# TASK GOAL
Reproduce all the material exactly, minus any pictures it holds.

(Lines of data)
————

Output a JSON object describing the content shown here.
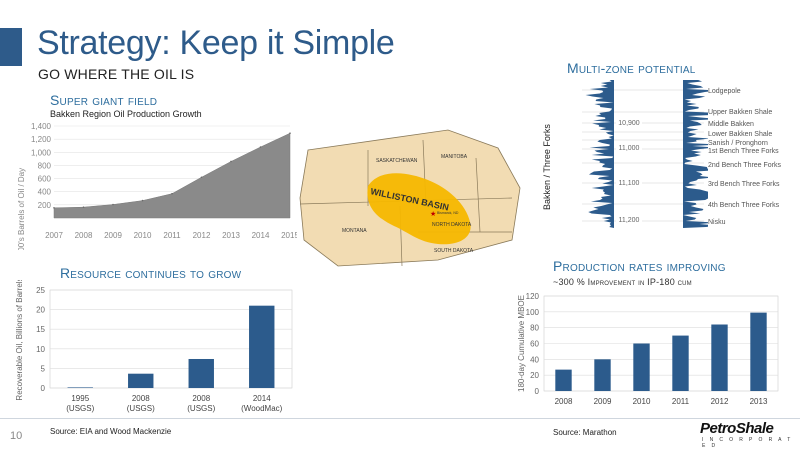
{
  "page": {
    "title": "Strategy: Keep it Simple",
    "subtitle": "GO WHERE THE OIL IS",
    "page_number": "10",
    "logo": "PetroShale",
    "logo_sub": "I N C O R P O R A T E D"
  },
  "colors": {
    "title": "#2e5b8a",
    "section_head": "#2e6e9e",
    "bar": "#2c5b8c",
    "area": "#8a8a8a",
    "basin": "#f5b700",
    "map_land": "#f2dcb3"
  },
  "super_giant": {
    "heading": "Super giant field",
    "caption": "Bakken Region Oil Production Growth"
  },
  "resource": {
    "heading": "Resource continues to grow",
    "source": "Source:  EIA and Wood Mackenzie"
  },
  "multizone": {
    "heading": "Multi-zone potential",
    "ylabel": "Bakken / Three Forks",
    "depths": [
      "10,900",
      "11,000",
      "11,100",
      "11,200"
    ],
    "zones": [
      "Lodgepole",
      "Upper Bakken Shale",
      "Middle Bakken",
      "Lower Bakken Shale",
      "Sanish / Pronghorn",
      "1st Bench Three Forks",
      "2nd Bench Three Forks",
      "3rd Bench Three Forks",
      "4th Bench Three Forks",
      "Nisku"
    ]
  },
  "production": {
    "heading": "Production rates improving",
    "subheading": "~300 % Improvement in IP-180 cum",
    "source": "Source: Marathon"
  },
  "map": {
    "labels": [
      "SASKATCHEWAN",
      "MANITOBA",
      "MONTANA",
      "NORTH DAKOTA",
      "SOUTH DAKOTA",
      "WILLISTON BASIN"
    ],
    "city": "Bismarck, ND"
  },
  "chart_data": [
    {
      "type": "area",
      "title": "Bakken Region Oil Production Growth",
      "ylabel": "000's Barrels of Oil / Day",
      "x": [
        2007,
        2008,
        2009,
        2010,
        2011,
        2012,
        2013,
        2014,
        2015
      ],
      "values": [
        155,
        165,
        205,
        265,
        370,
        620,
        860,
        1080,
        1290
      ],
      "ylim": [
        0,
        1400
      ],
      "yticks": [
        200,
        400,
        600,
        800,
        1000,
        1200,
        1400
      ],
      "ytick_labels": [
        "200",
        "400",
        "600",
        "800",
        "1,000",
        "1,200",
        "1,400"
      ],
      "xtick_labels": [
        "2007",
        "2008",
        "2009",
        "2010",
        "2011",
        "2012",
        "2013",
        "2014",
        "2015"
      ],
      "grid": true
    },
    {
      "type": "bar",
      "ylabel": "Recoverable Oil, Billions of Barrels",
      "categories": [
        "1995\n(USGS)",
        "2008\n(USGS)",
        "2008\n(USGS)",
        "2014\n(WoodMac)"
      ],
      "category_lines": [
        [
          "1995",
          "(USGS)"
        ],
        [
          "2008",
          "(USGS)"
        ],
        [
          "2008",
          "(USGS)"
        ],
        [
          "2014",
          "(WoodMac)"
        ]
      ],
      "values": [
        0.15,
        3.65,
        7.4,
        21.0
      ],
      "ylim": [
        0,
        25
      ],
      "yticks": [
        0,
        5,
        10,
        15,
        20,
        25
      ],
      "grid": true
    },
    {
      "type": "bar",
      "ylabel": "180-day Cumulative MBOE",
      "categories": [
        "2008",
        "2009",
        "2010",
        "2011",
        "2012",
        "2013"
      ],
      "values": [
        27,
        40,
        60,
        70,
        84,
        99
      ],
      "ylim": [
        0,
        120
      ],
      "yticks": [
        0,
        20,
        40,
        60,
        80,
        100,
        120
      ],
      "grid": true
    }
  ]
}
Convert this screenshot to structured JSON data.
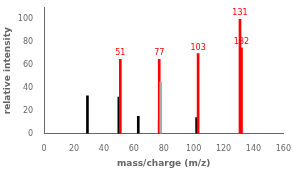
{
  "chart_data": {
    "type": "bar",
    "x": [
      29,
      50,
      51,
      63,
      77,
      77,
      78,
      102,
      103,
      131,
      132
    ],
    "values": [
      33,
      32,
      65,
      15,
      12,
      65,
      45,
      14,
      70,
      100,
      75
    ],
    "colors": [
      "#000000",
      "#000000",
      "#ff0000",
      "#000000",
      "#000000",
      "#ff0000",
      "#aaaaaa",
      "#000000",
      "#ff0000",
      "#ff0000",
      "#ff0000"
    ],
    "annotations": [
      {
        "x": 51,
        "y": 65,
        "text": "51",
        "color": "#ff0000"
      },
      {
        "x": 77,
        "y": 65,
        "text": "77",
        "color": "#ff0000"
      },
      {
        "x": 103,
        "y": 70,
        "text": "103",
        "color": "#ff0000"
      },
      {
        "x": 131,
        "y": 100,
        "text": "131",
        "color": "#ff0000"
      },
      {
        "x": 132,
        "y": 75,
        "text": "132",
        "color": "#ff0000"
      }
    ],
    "xlabel": "mass/charge (m/z)",
    "ylabel": "relative intensity",
    "xlim": [
      0,
      160
    ],
    "ylim": [
      0,
      110
    ],
    "xticks": [
      0,
      20,
      40,
      60,
      80,
      100,
      120,
      140,
      160
    ],
    "yticks": [
      0,
      20,
      40,
      60,
      80,
      100
    ],
    "grid": false,
    "legend": false
  }
}
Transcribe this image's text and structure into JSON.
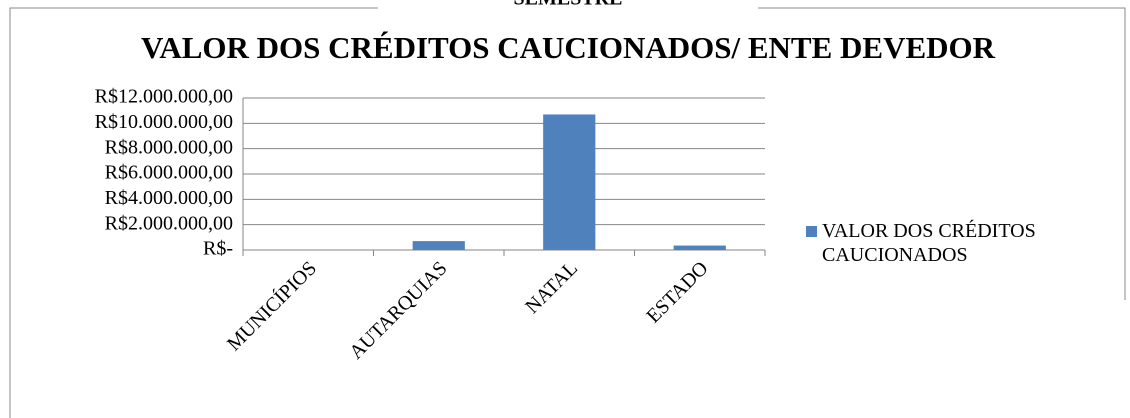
{
  "chart_data": {
    "type": "bar",
    "header": "SEMESTRE",
    "title": "VALOR DOS CRÉDITOS CAUCIONADOS/ ENTE DEVEDOR",
    "categories": [
      "MUNICÍPIOS",
      "AUTARQUIAS",
      "NATAL",
      "ESTADO"
    ],
    "series": [
      {
        "name": "VALOR DOS CRÉDITOS CAUCIONADOS",
        "color": "#4f81bd",
        "values": [
          0,
          700000,
          10700000,
          350000
        ]
      }
    ],
    "ylim": [
      0,
      12000000
    ],
    "yticks": [
      {
        "value": 0,
        "label": "R$-"
      },
      {
        "value": 2000000,
        "label": "R$2.000.000,00"
      },
      {
        "value": 4000000,
        "label": "R$4.000.000,00"
      },
      {
        "value": 6000000,
        "label": "R$6.000.000,00"
      },
      {
        "value": 8000000,
        "label": "R$8.000.000,00"
      },
      {
        "value": 10000000,
        "label": "R$10.000.000,00"
      },
      {
        "value": 12000000,
        "label": "R$12.000.000,00"
      }
    ],
    "grid": true,
    "legend": "right"
  }
}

————

# RESULT
Output a JSON object describing the content shown here.
{
  "page": {
    "title": "Strategy: Keep it Simple",
    "subtitle": "GO WHERE THE OIL IS",
    "page_number": "10",
    "logo": "PetroShale",
    "logo_sub": "I N C O R P O R A T E D"
  },
  "colors": {
    "title": "#2e5b8a",
    "section_head": "#2e6e9e",
    "bar": "#2c5b8c",
    "area": "#8a8a8a",
    "basin": "#f5b700",
    "map_land": "#f2dcb3"
  },
  "super_giant": {
    "heading": "Super giant field",
    "caption": "Bakken Region Oil Production Growth"
  },
  "resource": {
    "heading": "Resource continues to grow",
    "source": "Source:  EIA and Wood Mackenzie"
  },
  "multizone": {
    "heading": "Multi-zone potential",
    "ylabel": "Bakken / Three Forks",
    "depths": [
      "10,900",
      "11,000",
      "11,100",
      "11,200"
    ],
    "zones": [
      "Lodgepole",
      "Upper Bakken Shale",
      "Middle Bakken",
      "Lower Bakken Shale",
      "Sanish / Pronghorn",
      "1st Bench Three Forks",
      "2nd Bench Three Forks",
      "3rd Bench Three Forks",
      "4th Bench Three Forks",
      "Nisku"
    ]
  },
  "production": {
    "heading": "Production rates improving",
    "subheading": "~300 % Improvement in IP-180 cum",
    "source": "Source: Marathon"
  },
  "map": {
    "labels": [
      "SASKATCHEWAN",
      "MANITOBA",
      "MONTANA",
      "NORTH DAKOTA",
      "SOUTH DAKOTA",
      "WILLISTON BASIN"
    ],
    "city": "Bismarck, ND"
  },
  "chart_data": [
    {
      "type": "area",
      "title": "Bakken Region Oil Production Growth",
      "ylabel": "000's Barrels of Oil / Day",
      "x": [
        2007,
        2008,
        2009,
        2010,
        2011,
        2012,
        2013,
        2014,
        2015
      ],
      "values": [
        155,
        165,
        205,
        265,
        370,
        620,
        860,
        1080,
        1290
      ],
      "ylim": [
        0,
        1400
      ],
      "yticks": [
        200,
        400,
        600,
        800,
        1000,
        1200,
        1400
      ],
      "ytick_labels": [
        "200",
        "400",
        "600",
        "800",
        "1,000",
        "1,200",
        "1,400"
      ],
      "xtick_labels": [
        "2007",
        "2008",
        "2009",
        "2010",
        "2011",
        "2012",
        "2013",
        "2014",
        "2015"
      ],
      "grid": true
    },
    {
      "type": "bar",
      "ylabel": "Recoverable Oil, Billions of Barrels",
      "categories": [
        "1995\n(USGS)",
        "2008\n(USGS)",
        "2008\n(USGS)",
        "2014\n(WoodMac)"
      ],
      "category_lines": [
        [
          "1995",
          "(USGS)"
        ],
        [
          "2008",
          "(USGS)"
        ],
        [
          "2008",
          "(USGS)"
        ],
        [
          "2014",
          "(WoodMac)"
        ]
      ],
      "values": [
        0.15,
        3.65,
        7.4,
        21.0
      ],
      "ylim": [
        0,
        25
      ],
      "yticks": [
        0,
        5,
        10,
        15,
        20,
        25
      ],
      "grid": true
    },
    {
      "type": "bar",
      "ylabel": "180-day Cumulative MBOE",
      "categories": [
        "2008",
        "2009",
        "2010",
        "2011",
        "2012",
        "2013"
      ],
      "values": [
        27,
        40,
        60,
        70,
        84,
        99
      ],
      "ylim": [
        0,
        120
      ],
      "yticks": [
        0,
        20,
        40,
        60,
        80,
        100,
        120
      ],
      "grid": true
    }
  ]
}
Convert this screenshot to structured JSON data.
{
  "chart_data": {
    "type": "bar",
    "x": [
      29,
      50,
      51,
      63,
      77,
      77,
      78,
      102,
      103,
      131,
      132
    ],
    "values": [
      33,
      32,
      65,
      15,
      12,
      65,
      45,
      14,
      70,
      100,
      75
    ],
    "colors": [
      "#000000",
      "#000000",
      "#ff0000",
      "#000000",
      "#000000",
      "#ff0000",
      "#aaaaaa",
      "#000000",
      "#ff0000",
      "#ff0000",
      "#ff0000"
    ],
    "annotations": [
      {
        "x": 51,
        "y": 65,
        "text": "51",
        "color": "#ff0000"
      },
      {
        "x": 77,
        "y": 65,
        "text": "77",
        "color": "#ff0000"
      },
      {
        "x": 103,
        "y": 70,
        "text": "103",
        "color": "#ff0000"
      },
      {
        "x": 131,
        "y": 100,
        "text": "131",
        "color": "#ff0000"
      },
      {
        "x": 132,
        "y": 75,
        "text": "132",
        "color": "#ff0000"
      }
    ],
    "xlabel": "mass/charge (m/z)",
    "ylabel": "relative intensity",
    "xlim": [
      0,
      160
    ],
    "ylim": [
      0,
      110
    ],
    "xticks": [
      0,
      20,
      40,
      60,
      80,
      100,
      120,
      140,
      160
    ],
    "yticks": [
      0,
      20,
      40,
      60,
      80,
      100
    ],
    "grid": false,
    "legend": false
  }
}
Transcribe this image's text and structure into JSON.
{
  "chart_data": {
    "type": "bar",
    "header": "SEMESTRE",
    "title": "VALOR DOS CRÉDITOS CAUCIONADOS/ ENTE DEVEDOR",
    "categories": [
      "MUNICÍPIOS",
      "AUTARQUIAS",
      "NATAL",
      "ESTADO"
    ],
    "series": [
      {
        "name": "VALOR DOS CRÉDITOS CAUCIONADOS",
        "color": "#4f81bd",
        "values": [
          0,
          700000,
          10700000,
          350000
        ]
      }
    ],
    "ylim": [
      0,
      12000000
    ],
    "yticks": [
      {
        "value": 0,
        "label": "R$-"
      },
      {
        "value": 2000000,
        "label": "R$2.000.000,00"
      },
      {
        "value": 4000000,
        "label": "R$4.000.000,00"
      },
      {
        "value": 6000000,
        "label": "R$6.000.000,00"
      },
      {
        "value": 8000000,
        "label": "R$8.000.000,00"
      },
      {
        "value": 10000000,
        "label": "R$10.000.000,00"
      },
      {
        "value": 12000000,
        "label": "R$12.000.000,00"
      }
    ],
    "grid": true,
    "legend": "right"
  }
}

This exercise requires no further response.